Stored items
+++
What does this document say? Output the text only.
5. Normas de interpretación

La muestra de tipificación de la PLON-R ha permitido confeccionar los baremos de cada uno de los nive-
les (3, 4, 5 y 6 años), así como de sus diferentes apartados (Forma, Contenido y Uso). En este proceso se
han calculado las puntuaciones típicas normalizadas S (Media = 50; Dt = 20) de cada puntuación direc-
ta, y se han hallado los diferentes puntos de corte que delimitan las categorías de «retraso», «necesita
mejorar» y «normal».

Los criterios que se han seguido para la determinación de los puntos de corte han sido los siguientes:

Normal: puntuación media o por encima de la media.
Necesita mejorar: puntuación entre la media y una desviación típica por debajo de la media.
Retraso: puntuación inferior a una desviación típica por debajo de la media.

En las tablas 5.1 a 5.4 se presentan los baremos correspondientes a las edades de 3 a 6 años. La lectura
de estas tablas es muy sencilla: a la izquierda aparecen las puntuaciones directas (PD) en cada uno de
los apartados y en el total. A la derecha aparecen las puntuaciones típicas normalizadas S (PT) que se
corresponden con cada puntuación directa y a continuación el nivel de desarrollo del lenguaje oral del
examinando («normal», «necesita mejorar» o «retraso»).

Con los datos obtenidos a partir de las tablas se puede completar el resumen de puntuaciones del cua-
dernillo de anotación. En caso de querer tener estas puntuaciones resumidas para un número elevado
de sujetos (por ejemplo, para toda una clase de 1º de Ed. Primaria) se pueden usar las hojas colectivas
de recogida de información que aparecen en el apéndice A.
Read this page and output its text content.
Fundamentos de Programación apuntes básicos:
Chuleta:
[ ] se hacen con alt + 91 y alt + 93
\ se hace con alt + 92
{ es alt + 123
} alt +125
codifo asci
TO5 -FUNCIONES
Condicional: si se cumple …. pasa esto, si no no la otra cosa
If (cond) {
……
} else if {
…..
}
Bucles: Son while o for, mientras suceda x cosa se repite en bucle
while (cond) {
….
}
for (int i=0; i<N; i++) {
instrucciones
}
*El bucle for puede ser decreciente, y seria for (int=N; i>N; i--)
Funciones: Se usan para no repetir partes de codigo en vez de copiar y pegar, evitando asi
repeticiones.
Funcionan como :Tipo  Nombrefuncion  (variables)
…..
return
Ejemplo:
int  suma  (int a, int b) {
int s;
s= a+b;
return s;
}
+++
Show the data once more, exactly as it was written.

## Exercise answer
What does this document say? Output the text only.
5. Normas de interpretación

La muestra de tipificación de la PLON-R ha permitido confeccionar los baremos de cada uno de los nive-
les (3, 4, 5 y 6 años), así como de sus diferentes apartados (Forma, Contenido y Uso). En este proceso se
han calculado las puntuaciones típicas normalizadas S (Media = 50; Dt = 20) de cada puntuación direc-
ta, y se han hallado los diferentes puntos de corte que delimitan las categorías de «retraso», «necesita
mejorar» y «normal».

Los criterios que se han seguido para la determinación de los puntos de corte han sido los siguientes:

Normal: puntuación media o por encima de la media.
Necesita mejorar: puntuación entre la media y una desviación típica por debajo de la media.
Retraso: puntuación inferior a una desviación típica por debajo de la media.

En las tablas 5.1 a 5.4 se presentan los baremos correspondientes a las edades de 3 a 6 años. La lectura
de estas tablas es muy sencilla: a la izquierda aparecen las puntuaciones directas (PD) en cada uno de
los apartados y en el total. A la derecha aparecen las puntuaciones típicas normalizadas S (PT) que se
corresponden con cada puntuación directa y a continuación el nivel de desarrollo del lenguaje oral del
examinando («normal», «necesita mejorar» o «retraso»).

Con los datos obtenidos a partir de las tablas se puede completar el resumen de puntuaciones del cua-
dernillo de anotación. En caso de querer tener estas puntuaciones resumidas para un número elevado
de sujetos (por ejemplo, para toda una clase de 1º de Ed. Primaria) se pueden usar las hojas colectivas
de recogida de información que aparecen en el apéndice A.
Read this page and output its text content.
Fundamentos de Programación apuntes básicos:
Chuleta:
[ ] se hacen con alt + 91 y alt + 93
\ se hace con alt + 92
{ es alt + 123
} alt +125
codifo asci
TO5 -FUNCIONES
Condicional: si se cumple …. pasa esto, si no no la otra cosa
If (cond) {
……
} else if {
…..
}
Bucles: Son while o for, mientras suceda x cosa se repite en bucle
while (cond) {
….
}
for (int i=0; i<N; i++) {
instrucciones
}
*El bucle for puede ser decreciente, y seria for (int=N; i>N; i--)
Funciones: Se usan para no repetir partes de codigo en vez de copiar y pegar, evitando asi
repeticiones.
Funcionan como :Tipo  Nombrefuncion  (variables)
…..
return
Ejemplo:
int  suma  (int a, int b) {
int s;
s= a+b;
return s;
}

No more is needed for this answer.